- TASK GOAL:
Reproduce the records that follow in full, excluding any picture they contain.

# START OF DATA LINES

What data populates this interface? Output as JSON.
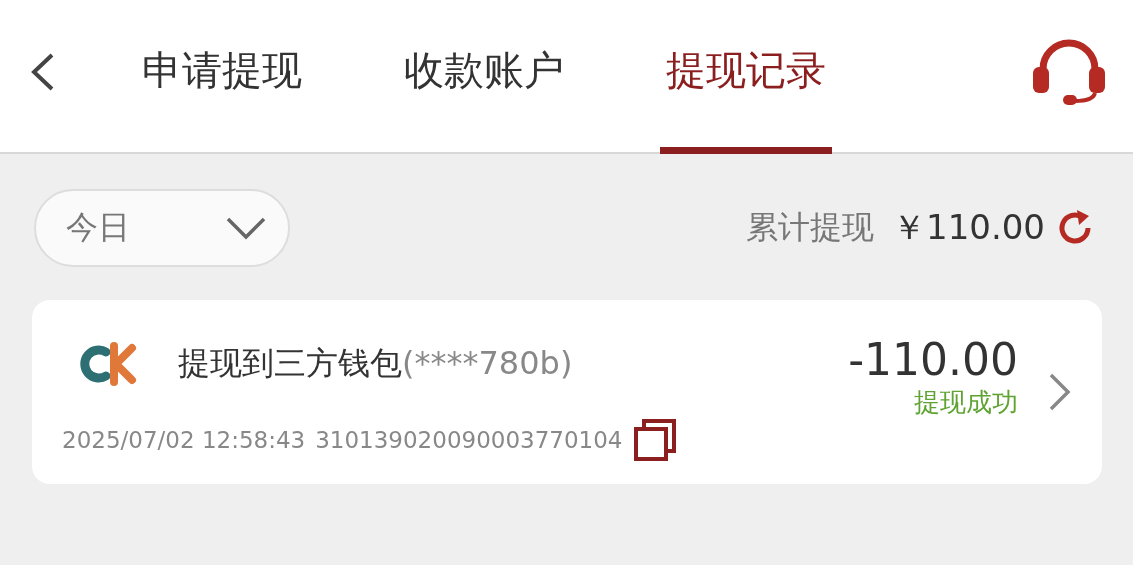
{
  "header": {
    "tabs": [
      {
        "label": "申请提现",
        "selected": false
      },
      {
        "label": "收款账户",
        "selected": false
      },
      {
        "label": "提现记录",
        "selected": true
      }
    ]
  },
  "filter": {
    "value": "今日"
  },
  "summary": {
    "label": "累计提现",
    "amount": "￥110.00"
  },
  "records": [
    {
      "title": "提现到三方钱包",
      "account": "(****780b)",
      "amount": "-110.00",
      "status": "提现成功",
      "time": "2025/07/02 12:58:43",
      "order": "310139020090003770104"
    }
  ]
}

# END OF DATA LINES

- WRITTEN SOLUTION:
What data populates this interface? Output as JSON.
{
  "header": {
    "tabs": [
      {
        "label": "申请提现",
        "selected": false
      },
      {
        "label": "收款账户",
        "selected": false
      },
      {
        "label": "提现记录",
        "selected": true
      }
    ]
  },
  "filter": {
    "value": "今日"
  },
  "summary": {
    "label": "累计提现",
    "amount": "￥110.00"
  },
  "records": [
    {
      "title": "提现到三方钱包",
      "account": "(****780b)",
      "amount": "-110.00",
      "status": "提现成功",
      "time": "2025/07/02 12:58:43",
      "order": "310139020090003770104"
    }
  ]
}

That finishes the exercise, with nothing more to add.